[START Material provided]
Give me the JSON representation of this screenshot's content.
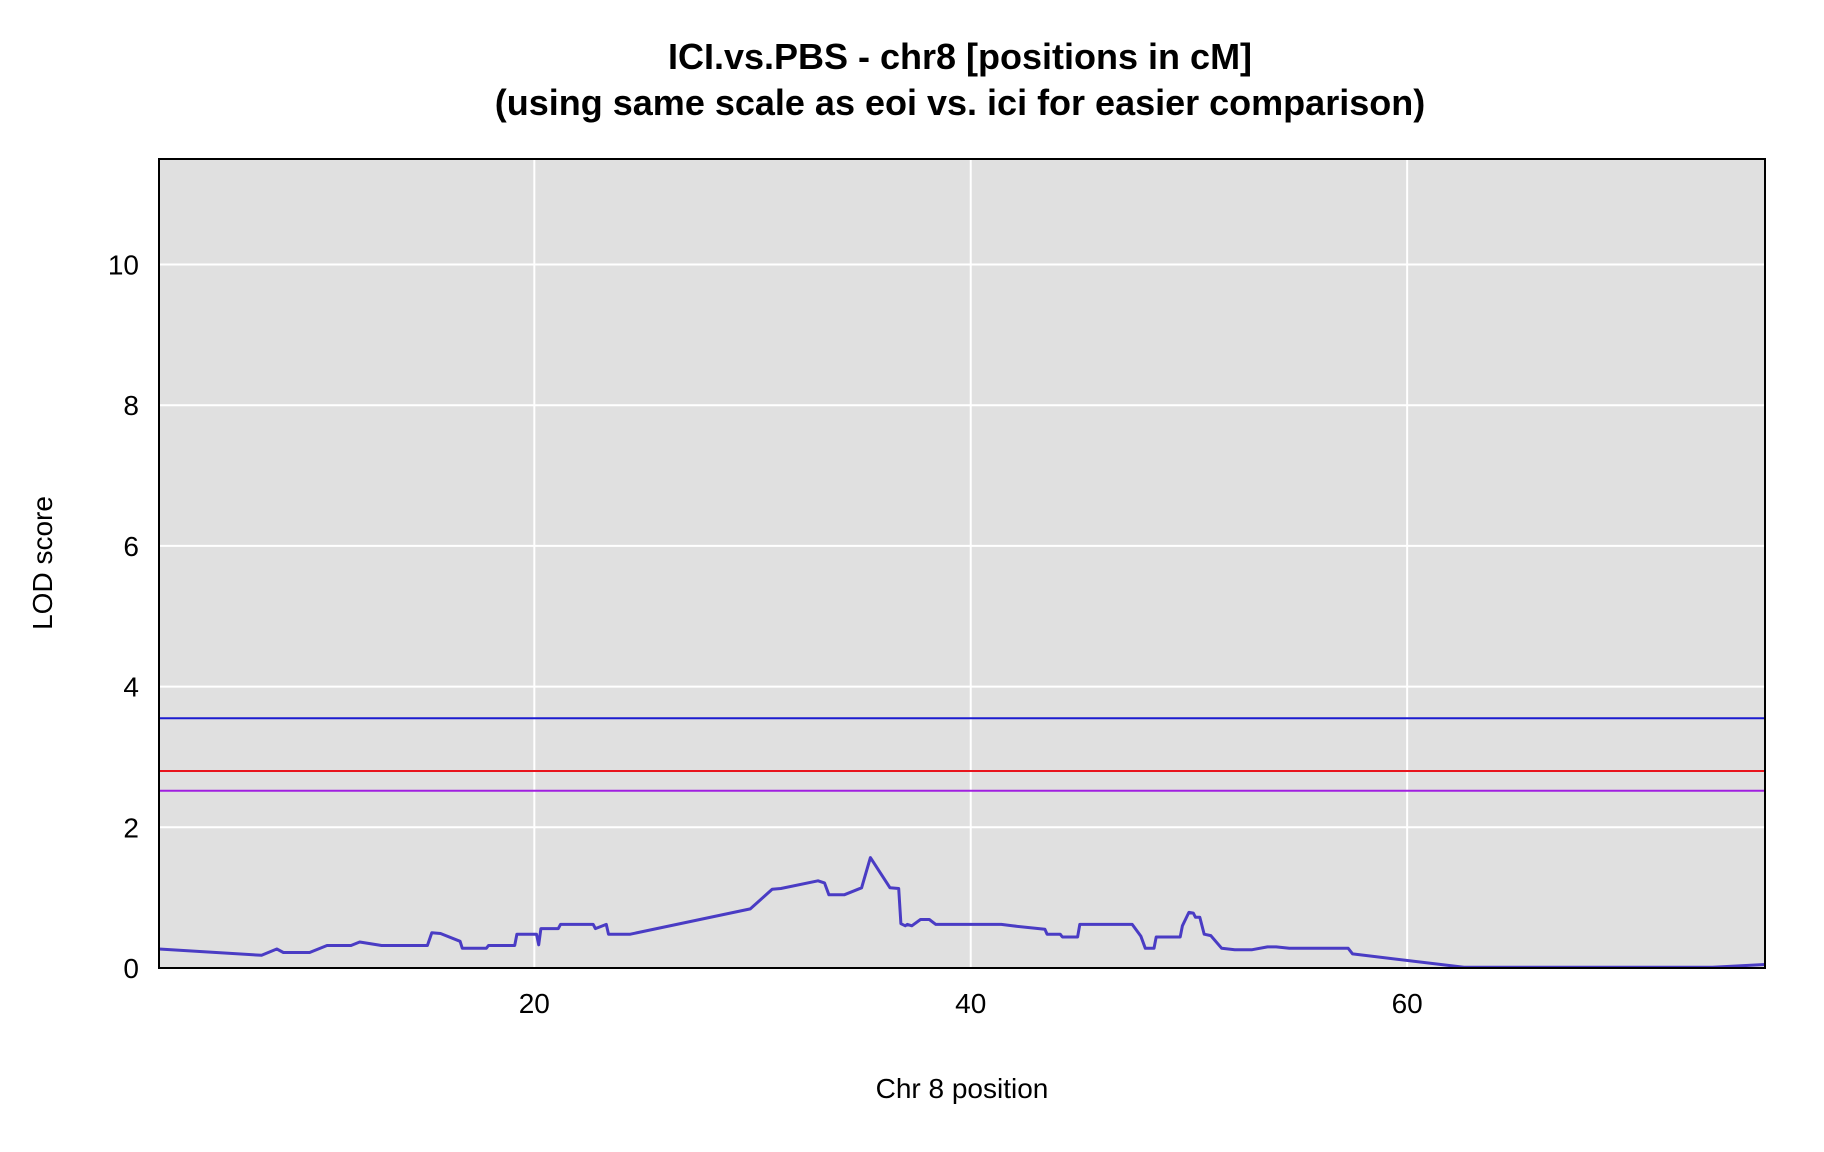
{
  "chart_data": {
    "type": "line",
    "title": "ICI.vs.PBS - chr8 [positions in cM]",
    "subtitle": "(using same scale as eoi vs. ici for easier comparison)",
    "xlabel": "Chr 8 position",
    "ylabel": "LOD score",
    "xlim": [
      2.8,
      76.4
    ],
    "ylim": [
      0,
      11.5
    ],
    "xticks": [
      20,
      40,
      60
    ],
    "yticks": [
      0,
      2,
      4,
      6,
      8,
      10
    ],
    "grid": true,
    "background": "#e0e0e0",
    "thresholds": [
      {
        "value": 3.55,
        "color": "#1c1cd0"
      },
      {
        "value": 2.8,
        "color": "#e8141c"
      },
      {
        "value": 2.52,
        "color": "#a020e0"
      }
    ],
    "series": [
      {
        "color": "#4a3cc4",
        "x": [
          2.8,
          7.5,
          8.2,
          8.5,
          9.7,
          10.5,
          11.6,
          12.0,
          13.0,
          15.1,
          15.3,
          15.7,
          16.6,
          16.7,
          17.8,
          17.9,
          19.1,
          19.2,
          20.1,
          20.2,
          20.3,
          21.1,
          21.2,
          22.7,
          22.8,
          23.3,
          23.4,
          24.4,
          29.9,
          30.9,
          31.3,
          33.0,
          33.3,
          33.5,
          34.2,
          35.0,
          35.4,
          36.3,
          36.7,
          36.8,
          37.0,
          37.1,
          37.3,
          37.7,
          38.1,
          38.4,
          41.4,
          41.9,
          43.4,
          43.5,
          44.1,
          44.2,
          44.9,
          45.0,
          47.4,
          47.8,
          48.0,
          48.4,
          48.5,
          49.6,
          49.7,
          50.0,
          50.2,
          50.3,
          50.5,
          50.7,
          51.0,
          51.5,
          52.1,
          52.9,
          53.6,
          54.0,
          54.6,
          57.3,
          57.5,
          62.6,
          64.0,
          74.0,
          76.4
        ],
        "y": [
          0.27,
          0.18,
          0.27,
          0.22,
          0.22,
          0.32,
          0.32,
          0.37,
          0.32,
          0.32,
          0.5,
          0.49,
          0.38,
          0.28,
          0.28,
          0.32,
          0.32,
          0.48,
          0.48,
          0.33,
          0.56,
          0.56,
          0.62,
          0.62,
          0.56,
          0.62,
          0.48,
          0.48,
          0.84,
          1.12,
          1.13,
          1.24,
          1.21,
          1.04,
          1.04,
          1.14,
          1.57,
          1.14,
          1.13,
          0.63,
          0.6,
          0.62,
          0.6,
          0.69,
          0.69,
          0.62,
          0.62,
          0.6,
          0.55,
          0.48,
          0.48,
          0.44,
          0.44,
          0.62,
          0.62,
          0.45,
          0.28,
          0.28,
          0.44,
          0.44,
          0.6,
          0.79,
          0.78,
          0.72,
          0.72,
          0.48,
          0.46,
          0.28,
          0.26,
          0.26,
          0.3,
          0.3,
          0.28,
          0.28,
          0.2,
          0.01,
          0.01,
          0.01,
          0.05
        ]
      }
    ]
  }
}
[END Material provided]
* _What to work on_
Give the entries again without a single change, but with no pictures.

* _Answer for the task_
Give me the JSON representation of this screenshot's content.
{
  "chart_data": {
    "type": "line",
    "title": "ICI.vs.PBS - chr8 [positions in cM]",
    "subtitle": "(using same scale as eoi vs. ici for easier comparison)",
    "xlabel": "Chr 8 position",
    "ylabel": "LOD score",
    "xlim": [
      2.8,
      76.4
    ],
    "ylim": [
      0,
      11.5
    ],
    "xticks": [
      20,
      40,
      60
    ],
    "yticks": [
      0,
      2,
      4,
      6,
      8,
      10
    ],
    "grid": true,
    "background": "#e0e0e0",
    "thresholds": [
      {
        "value": 3.55,
        "color": "#1c1cd0"
      },
      {
        "value": 2.8,
        "color": "#e8141c"
      },
      {
        "value": 2.52,
        "color": "#a020e0"
      }
    ],
    "series": [
      {
        "color": "#4a3cc4",
        "x": [
          2.8,
          7.5,
          8.2,
          8.5,
          9.7,
          10.5,
          11.6,
          12.0,
          13.0,
          15.1,
          15.3,
          15.7,
          16.6,
          16.7,
          17.8,
          17.9,
          19.1,
          19.2,
          20.1,
          20.2,
          20.3,
          21.1,
          21.2,
          22.7,
          22.8,
          23.3,
          23.4,
          24.4,
          29.9,
          30.9,
          31.3,
          33.0,
          33.3,
          33.5,
          34.2,
          35.0,
          35.4,
          36.3,
          36.7,
          36.8,
          37.0,
          37.1,
          37.3,
          37.7,
          38.1,
          38.4,
          41.4,
          41.9,
          43.4,
          43.5,
          44.1,
          44.2,
          44.9,
          45.0,
          47.4,
          47.8,
          48.0,
          48.4,
          48.5,
          49.6,
          49.7,
          50.0,
          50.2,
          50.3,
          50.5,
          50.7,
          51.0,
          51.5,
          52.1,
          52.9,
          53.6,
          54.0,
          54.6,
          57.3,
          57.5,
          62.6,
          64.0,
          74.0,
          76.4
        ],
        "y": [
          0.27,
          0.18,
          0.27,
          0.22,
          0.22,
          0.32,
          0.32,
          0.37,
          0.32,
          0.32,
          0.5,
          0.49,
          0.38,
          0.28,
          0.28,
          0.32,
          0.32,
          0.48,
          0.48,
          0.33,
          0.56,
          0.56,
          0.62,
          0.62,
          0.56,
          0.62,
          0.48,
          0.48,
          0.84,
          1.12,
          1.13,
          1.24,
          1.21,
          1.04,
          1.04,
          1.14,
          1.57,
          1.14,
          1.13,
          0.63,
          0.6,
          0.62,
          0.6,
          0.69,
          0.69,
          0.62,
          0.62,
          0.6,
          0.55,
          0.48,
          0.48,
          0.44,
          0.44,
          0.62,
          0.62,
          0.45,
          0.28,
          0.28,
          0.44,
          0.44,
          0.6,
          0.79,
          0.78,
          0.72,
          0.72,
          0.48,
          0.46,
          0.28,
          0.26,
          0.26,
          0.3,
          0.3,
          0.28,
          0.28,
          0.2,
          0.01,
          0.01,
          0.01,
          0.05
        ]
      }
    ]
  }
}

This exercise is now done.